## [Exercise task]
Give the entries again, word for word.
□ □ □
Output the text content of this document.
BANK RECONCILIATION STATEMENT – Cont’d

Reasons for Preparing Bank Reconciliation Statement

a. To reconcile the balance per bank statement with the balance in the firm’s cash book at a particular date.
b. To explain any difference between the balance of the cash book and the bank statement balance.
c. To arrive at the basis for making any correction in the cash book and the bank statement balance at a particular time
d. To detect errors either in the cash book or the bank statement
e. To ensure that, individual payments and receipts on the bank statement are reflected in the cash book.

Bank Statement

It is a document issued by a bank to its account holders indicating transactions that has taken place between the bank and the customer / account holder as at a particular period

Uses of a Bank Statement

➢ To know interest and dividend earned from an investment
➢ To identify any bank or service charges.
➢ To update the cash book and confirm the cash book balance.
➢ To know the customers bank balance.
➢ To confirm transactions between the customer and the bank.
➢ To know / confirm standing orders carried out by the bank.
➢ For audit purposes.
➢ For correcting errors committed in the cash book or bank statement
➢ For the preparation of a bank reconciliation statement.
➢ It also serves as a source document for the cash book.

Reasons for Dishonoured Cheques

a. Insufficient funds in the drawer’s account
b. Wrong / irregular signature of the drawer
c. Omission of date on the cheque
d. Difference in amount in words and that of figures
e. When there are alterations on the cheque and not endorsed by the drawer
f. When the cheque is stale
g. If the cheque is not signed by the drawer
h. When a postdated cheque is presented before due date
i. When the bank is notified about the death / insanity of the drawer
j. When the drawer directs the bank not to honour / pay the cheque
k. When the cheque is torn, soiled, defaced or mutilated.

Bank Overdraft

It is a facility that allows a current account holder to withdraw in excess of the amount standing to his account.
□ □ □
## [Worked answer]
Output the text content of this document.
BANK RECONCILIATION STATEMENT – Cont’d

Reasons for Preparing Bank Reconciliation Statement

a. To reconcile the balance per bank statement with the balance in the firm’s cash book at a particular date.
b. To explain any difference between the balance of the cash book and the bank statement balance.
c. To arrive at the basis for making any correction in the cash book and the bank statement balance at a particular time
d. To detect errors either in the cash book or the bank statement
e. To ensure that, individual payments and receipts on the bank statement are reflected in the cash book.

Bank Statement

It is a document issued by a bank to its account holders indicating transactions that has taken place between the bank and the customer / account holder as at a particular period

Uses of a Bank Statement

➢ To know interest and dividend earned from an investment
➢ To identify any bank or service charges.
➢ To update the cash book and confirm the cash book balance.
➢ To know the customers bank balance.
➢ To confirm transactions between the customer and the bank.
➢ To know / confirm standing orders carried out by the bank.
➢ For audit purposes.
➢ For correcting errors committed in the cash book or bank statement
➢ For the preparation of a bank reconciliation statement.
➢ It also serves as a source document for the cash book.

Reasons for Dishonoured Cheques

a. Insufficient funds in the drawer’s account
b. Wrong / irregular signature of the drawer
c. Omission of date on the cheque
d. Difference in amount in words and that of figures
e. When there are alterations on the cheque and not endorsed by the drawer
f. When the cheque is stale
g. If the cheque is not signed by the drawer
h. When a postdated cheque is presented before due date
i. When the bank is notified about the death / insanity of the drawer
j. When the drawer directs the bank not to honour / pay the cheque
k. When the cheque is torn, soiled, defaced or mutilated.

Bank Overdraft

It is a facility that allows a current account holder to withdraw in excess of the amount standing to his account.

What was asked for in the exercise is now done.